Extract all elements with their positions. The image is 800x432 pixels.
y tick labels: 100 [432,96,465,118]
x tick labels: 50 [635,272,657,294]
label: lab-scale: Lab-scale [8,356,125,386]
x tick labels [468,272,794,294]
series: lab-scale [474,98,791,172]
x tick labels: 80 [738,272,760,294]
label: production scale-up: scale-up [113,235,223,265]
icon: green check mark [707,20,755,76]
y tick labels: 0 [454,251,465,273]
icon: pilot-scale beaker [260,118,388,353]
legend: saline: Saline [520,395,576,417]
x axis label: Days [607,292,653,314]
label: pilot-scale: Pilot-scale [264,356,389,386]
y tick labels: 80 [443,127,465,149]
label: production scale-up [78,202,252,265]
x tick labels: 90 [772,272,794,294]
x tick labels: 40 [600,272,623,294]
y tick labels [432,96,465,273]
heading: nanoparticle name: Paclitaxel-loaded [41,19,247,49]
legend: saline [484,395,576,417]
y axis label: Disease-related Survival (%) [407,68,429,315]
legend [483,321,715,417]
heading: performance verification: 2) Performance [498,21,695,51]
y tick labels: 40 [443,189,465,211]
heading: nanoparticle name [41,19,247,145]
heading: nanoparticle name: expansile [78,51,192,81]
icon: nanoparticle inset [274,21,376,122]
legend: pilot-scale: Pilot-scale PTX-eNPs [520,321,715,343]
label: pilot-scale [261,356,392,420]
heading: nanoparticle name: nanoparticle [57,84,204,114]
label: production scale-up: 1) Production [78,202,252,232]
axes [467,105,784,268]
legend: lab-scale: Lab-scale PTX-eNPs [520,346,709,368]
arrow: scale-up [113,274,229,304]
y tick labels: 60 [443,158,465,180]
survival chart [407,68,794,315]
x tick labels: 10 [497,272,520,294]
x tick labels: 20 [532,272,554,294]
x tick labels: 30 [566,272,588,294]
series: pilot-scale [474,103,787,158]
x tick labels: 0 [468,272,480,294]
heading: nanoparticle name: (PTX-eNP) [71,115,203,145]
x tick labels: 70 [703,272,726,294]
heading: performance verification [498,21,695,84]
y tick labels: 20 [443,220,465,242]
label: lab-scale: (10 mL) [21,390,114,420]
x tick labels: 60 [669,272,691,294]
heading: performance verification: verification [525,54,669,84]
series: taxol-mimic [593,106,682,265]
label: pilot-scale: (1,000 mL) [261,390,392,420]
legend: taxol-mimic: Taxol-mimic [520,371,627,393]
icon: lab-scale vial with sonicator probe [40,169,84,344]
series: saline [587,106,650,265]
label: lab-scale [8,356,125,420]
══════
• [Given instruction]: Copy the data from the very start through the line containing "y tick labels [432,96,465,273]", keeping both ends.

• [Task answer]:
Extract all elements with their positions. The image is 800x432 pixels.
y tick labels: 100 [432,96,465,118]
x tick labels: 50 [635,272,657,294]
label: lab-scale: Lab-scale [8,356,125,386]
x tick labels [468,272,794,294]
series: lab-scale [474,98,791,172]
x tick labels: 80 [738,272,760,294]
label: production scale-up: scale-up [113,235,223,265]
icon: green check mark [707,20,755,76]
y tick labels: 0 [454,251,465,273]
icon: pilot-scale beaker [260,118,388,353]
legend: saline: Saline [520,395,576,417]
x axis label: Days [607,292,653,314]
label: pilot-scale: Pilot-scale [264,356,389,386]
y tick labels: 80 [443,127,465,149]
label: production scale-up [78,202,252,265]
x tick labels: 90 [772,272,794,294]
x tick labels: 40 [600,272,623,294]
y tick labels [432,96,465,273]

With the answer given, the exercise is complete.